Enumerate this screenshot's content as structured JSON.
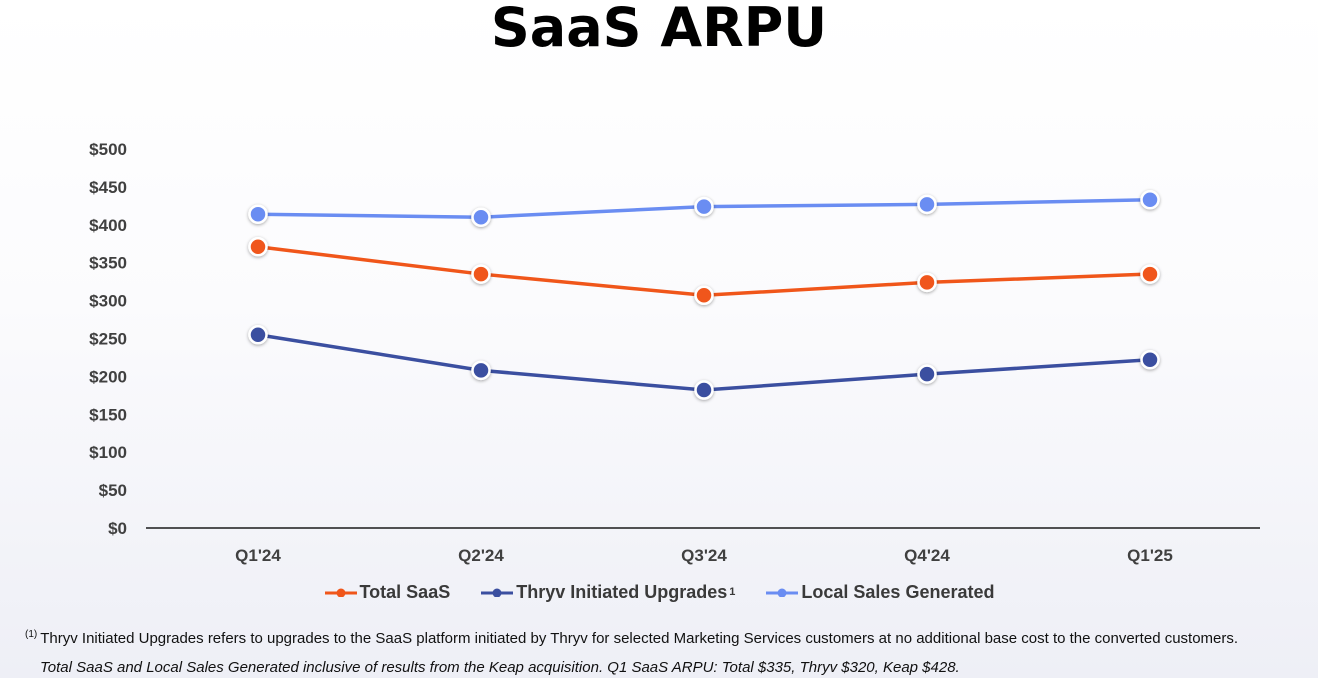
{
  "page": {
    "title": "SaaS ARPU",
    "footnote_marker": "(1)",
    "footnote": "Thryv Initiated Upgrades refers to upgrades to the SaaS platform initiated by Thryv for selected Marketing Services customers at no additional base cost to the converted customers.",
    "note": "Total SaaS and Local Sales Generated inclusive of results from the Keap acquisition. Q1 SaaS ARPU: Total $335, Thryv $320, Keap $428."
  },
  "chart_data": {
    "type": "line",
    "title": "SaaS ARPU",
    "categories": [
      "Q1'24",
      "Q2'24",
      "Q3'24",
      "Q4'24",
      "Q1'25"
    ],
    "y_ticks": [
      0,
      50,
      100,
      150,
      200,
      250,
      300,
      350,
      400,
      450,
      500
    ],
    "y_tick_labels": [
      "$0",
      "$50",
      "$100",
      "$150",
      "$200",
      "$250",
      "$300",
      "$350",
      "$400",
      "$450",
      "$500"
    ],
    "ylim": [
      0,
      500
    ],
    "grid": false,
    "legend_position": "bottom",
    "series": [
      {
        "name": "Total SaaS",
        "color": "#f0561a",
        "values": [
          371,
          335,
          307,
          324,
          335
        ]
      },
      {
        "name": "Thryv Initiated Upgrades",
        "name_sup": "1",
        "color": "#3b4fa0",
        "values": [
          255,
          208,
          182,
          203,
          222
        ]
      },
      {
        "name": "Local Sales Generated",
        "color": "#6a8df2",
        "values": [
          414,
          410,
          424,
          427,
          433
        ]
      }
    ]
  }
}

━━━

Copy every entry exactly as written. Pictures are excluded.

- [COMPLETE ANSWER]
Enumerate this screenshot's content as structured JSON.
{
  "page": {
    "title": "SaaS ARPU",
    "footnote_marker": "(1)",
    "footnote": "Thryv Initiated Upgrades refers to upgrades to the SaaS platform initiated by Thryv for selected Marketing Services customers at no additional base cost to the converted customers.",
    "note": "Total SaaS and Local Sales Generated inclusive of results from the Keap acquisition. Q1 SaaS ARPU: Total $335, Thryv $320, Keap $428."
  },
  "chart_data": {
    "type": "line",
    "title": "SaaS ARPU",
    "categories": [
      "Q1'24",
      "Q2'24",
      "Q3'24",
      "Q4'24",
      "Q1'25"
    ],
    "y_ticks": [
      0,
      50,
      100,
      150,
      200,
      250,
      300,
      350,
      400,
      450,
      500
    ],
    "y_tick_labels": [
      "$0",
      "$50",
      "$100",
      "$150",
      "$200",
      "$250",
      "$300",
      "$350",
      "$400",
      "$450",
      "$500"
    ],
    "ylim": [
      0,
      500
    ],
    "grid": false,
    "legend_position": "bottom",
    "series": [
      {
        "name": "Total SaaS",
        "color": "#f0561a",
        "values": [
          371,
          335,
          307,
          324,
          335
        ]
      },
      {
        "name": "Thryv Initiated Upgrades",
        "name_sup": "1",
        "color": "#3b4fa0",
        "values": [
          255,
          208,
          182,
          203,
          222
        ]
      },
      {
        "name": "Local Sales Generated",
        "color": "#6a8df2",
        "values": [
          414,
          410,
          424,
          427,
          433
        ]
      }
    ]
  }
}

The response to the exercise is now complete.